> **What is expected**: Copy every line that mentions the word "rest".

> **Provided entries**:

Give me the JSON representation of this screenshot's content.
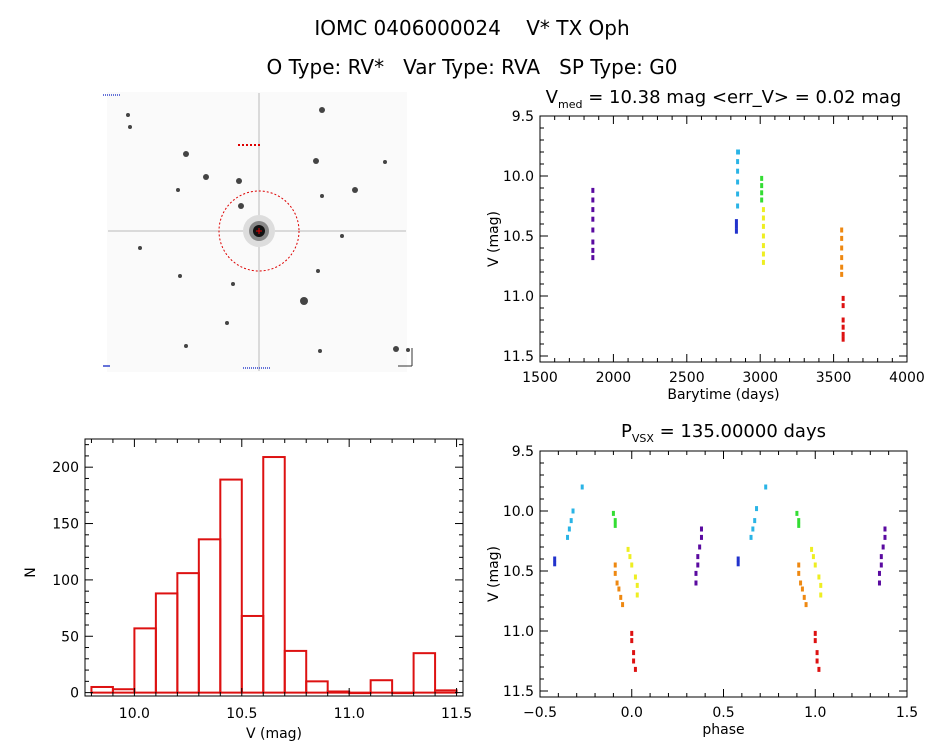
{
  "header": {
    "line1": "IOMC 0406000024    V* TX Oph",
    "line2": "O Type: RV*   Var Type: RVA   SP Type: G0"
  },
  "colors": {
    "histogram": "#dd1111",
    "target_circle": "#dd0000",
    "phase_palette": [
      "#5a0aa0",
      "#2233cc",
      "#2ab4e6",
      "#33dd33",
      "#eeee22",
      "#ee8811",
      "#dd1111"
    ]
  },
  "chart_data": [
    {
      "type": "image",
      "panel": "finder-image",
      "caption": "field image of the target star with a red circle marking its position"
    },
    {
      "type": "scatter",
      "panel": "light-curve",
      "title": {
        "prefix": "V",
        "sub": "med",
        "rest": " = 10.38 mag <err_V> = 0.02 mag"
      },
      "xlabel": "Barytime (days)",
      "ylabel": "V (mag)",
      "xlim": [
        1500,
        4000
      ],
      "ylim": [
        11.55,
        9.5
      ],
      "xticks": [
        1500,
        2000,
        2500,
        3000,
        3500,
        4000
      ],
      "yticks": [
        9.5,
        10.0,
        10.5,
        11.0,
        11.5
      ],
      "ytick_labels": [
        "9.5",
        "10.0",
        "10.5",
        "11.0",
        "11.5"
      ],
      "series": [
        {
          "color": "#5a0aa0",
          "points": [
            [
              1860,
              10.12
            ],
            [
              1860,
              10.2
            ],
            [
              1860,
              10.28
            ],
            [
              1860,
              10.36
            ],
            [
              1860,
              10.45
            ],
            [
              1860,
              10.55
            ],
            [
              1860,
              10.62
            ],
            [
              1860,
              10.68
            ]
          ]
        },
        {
          "color": "#2233cc",
          "points": [
            [
              2838,
              10.38
            ],
            [
              2838,
              10.42
            ],
            [
              2838,
              10.46
            ]
          ]
        },
        {
          "color": "#2ab4e6",
          "points": [
            [
              2846,
              9.8
            ],
            [
              2846,
              9.88
            ],
            [
              2846,
              9.96
            ],
            [
              2846,
              10.05
            ],
            [
              2846,
              10.15
            ],
            [
              2846,
              10.25
            ]
          ]
        },
        {
          "color": "#2ab4e6",
          "points": [
            [
              2852,
              9.8
            ]
          ]
        },
        {
          "color": "#33dd33",
          "points": [
            [
              3010,
              10.02
            ],
            [
              3010,
              10.08
            ],
            [
              3010,
              10.14
            ],
            [
              3010,
              10.2
            ]
          ]
        },
        {
          "color": "#eeee22",
          "points": [
            [
              3022,
              10.28
            ],
            [
              3022,
              10.35
            ],
            [
              3022,
              10.42
            ],
            [
              3022,
              10.5
            ],
            [
              3022,
              10.58
            ],
            [
              3022,
              10.65
            ],
            [
              3022,
              10.72
            ]
          ]
        },
        {
          "color": "#ee8811",
          "points": [
            [
              3555,
              10.45
            ],
            [
              3555,
              10.52
            ],
            [
              3555,
              10.6
            ],
            [
              3555,
              10.68
            ],
            [
              3555,
              10.76
            ],
            [
              3555,
              10.82
            ]
          ]
        },
        {
          "color": "#dd1111",
          "points": [
            [
              3565,
              11.02
            ],
            [
              3565,
              11.08
            ],
            [
              3565,
              11.2
            ],
            [
              3565,
              11.26
            ],
            [
              3565,
              11.32
            ],
            [
              3565,
              11.36
            ]
          ]
        }
      ]
    },
    {
      "type": "bar",
      "panel": "histogram",
      "xlabel": "V (mag)",
      "ylabel": "N",
      "xlim": [
        9.77,
        11.53
      ],
      "ylim": [
        -3,
        225
      ],
      "xticks": [
        10.0,
        10.5,
        11.0,
        11.5
      ],
      "xtick_labels": [
        "10.0",
        "10.5",
        "11.0",
        "11.5"
      ],
      "yticks": [
        0,
        50,
        100,
        150,
        200
      ],
      "bin_edges": [
        9.8,
        9.9,
        10.0,
        10.1,
        10.2,
        10.3,
        10.4,
        10.5,
        10.6,
        10.7,
        10.8,
        10.9,
        11.0,
        11.1,
        11.2,
        11.3,
        11.4
      ],
      "values": [
        5,
        3,
        57,
        88,
        106,
        136,
        189,
        68,
        209,
        37,
        10,
        1,
        0,
        11,
        0,
        35,
        2
      ]
    },
    {
      "type": "scatter",
      "panel": "phase-curve",
      "title": {
        "prefix": "P",
        "sub": "VSX",
        "rest": " = 135.00000 days"
      },
      "xlabel": "phase",
      "ylabel": "V (mag)",
      "xlim": [
        -0.5,
        1.5
      ],
      "ylim": [
        11.55,
        9.5
      ],
      "xticks": [
        -0.5,
        0.0,
        0.5,
        1.0,
        1.5
      ],
      "xtick_labels": [
        "−0.5",
        "0.0",
        "0.5",
        "1.0",
        "1.5"
      ],
      "yticks": [
        9.5,
        10.0,
        10.5,
        11.0,
        11.5
      ],
      "ytick_labels": [
        "9.5",
        "10.0",
        "10.5",
        "11.0",
        "11.5"
      ],
      "series": [
        {
          "color": "#2233cc",
          "points": [
            [
              -0.42,
              10.4
            ],
            [
              -0.42,
              10.44
            ],
            [
              0.58,
              10.4
            ],
            [
              0.58,
              10.44
            ]
          ]
        },
        {
          "color": "#2ab4e6",
          "points": [
            [
              -0.35,
              10.22
            ],
            [
              -0.34,
              10.15
            ],
            [
              -0.33,
              10.08
            ],
            [
              -0.32,
              10.0
            ],
            [
              -0.27,
              9.8
            ],
            [
              0.65,
              10.22
            ],
            [
              0.66,
              10.15
            ],
            [
              0.67,
              10.08
            ],
            [
              0.68,
              9.98
            ],
            [
              0.73,
              9.8
            ]
          ]
        },
        {
          "color": "#33dd33",
          "points": [
            [
              -0.1,
              10.02
            ],
            [
              -0.09,
              10.08
            ],
            [
              -0.09,
              10.12
            ],
            [
              0.9,
              10.02
            ],
            [
              0.91,
              10.08
            ],
            [
              0.91,
              10.12
            ]
          ]
        },
        {
          "color": "#eeee22",
          "points": [
            [
              -0.02,
              10.32
            ],
            [
              -0.01,
              10.38
            ],
            [
              0.0,
              10.45
            ],
            [
              0.02,
              10.55
            ],
            [
              0.03,
              10.62
            ],
            [
              0.03,
              10.7
            ],
            [
              0.98,
              10.32
            ],
            [
              0.99,
              10.38
            ],
            [
              1.0,
              10.45
            ],
            [
              1.02,
              10.55
            ],
            [
              1.03,
              10.62
            ],
            [
              1.03,
              10.7
            ]
          ]
        },
        {
          "color": "#ee8811",
          "points": [
            [
              -0.09,
              10.45
            ],
            [
              -0.09,
              10.52
            ],
            [
              -0.08,
              10.6
            ],
            [
              -0.07,
              10.65
            ],
            [
              -0.06,
              10.72
            ],
            [
              -0.05,
              10.78
            ],
            [
              0.91,
              10.45
            ],
            [
              0.91,
              10.52
            ],
            [
              0.92,
              10.6
            ],
            [
              0.93,
              10.65
            ],
            [
              0.94,
              10.72
            ],
            [
              0.95,
              10.78
            ]
          ]
        },
        {
          "color": "#dd1111",
          "points": [
            [
              0.0,
              11.02
            ],
            [
              0.0,
              11.08
            ],
            [
              0.01,
              11.18
            ],
            [
              0.01,
              11.25
            ],
            [
              0.02,
              11.32
            ],
            [
              1.0,
              11.02
            ],
            [
              1.0,
              11.08
            ],
            [
              1.01,
              11.18
            ],
            [
              1.01,
              11.25
            ],
            [
              1.02,
              11.32
            ]
          ]
        },
        {
          "color": "#5a0aa0",
          "points": [
            [
              0.35,
              10.6
            ],
            [
              0.35,
              10.52
            ],
            [
              0.36,
              10.45
            ],
            [
              0.36,
              10.38
            ],
            [
              0.37,
              10.3
            ],
            [
              0.38,
              10.22
            ],
            [
              0.38,
              10.15
            ],
            [
              1.35,
              10.6
            ],
            [
              1.35,
              10.52
            ],
            [
              1.36,
              10.45
            ],
            [
              1.36,
              10.38
            ],
            [
              1.37,
              10.3
            ],
            [
              1.38,
              10.22
            ],
            [
              1.38,
              10.15
            ]
          ]
        }
      ]
    }
  ]
}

> **Solution**:
        "rest": " = 10.38 mag <err_V> = 0.02 mag"
        "rest": " = 135.00000 days"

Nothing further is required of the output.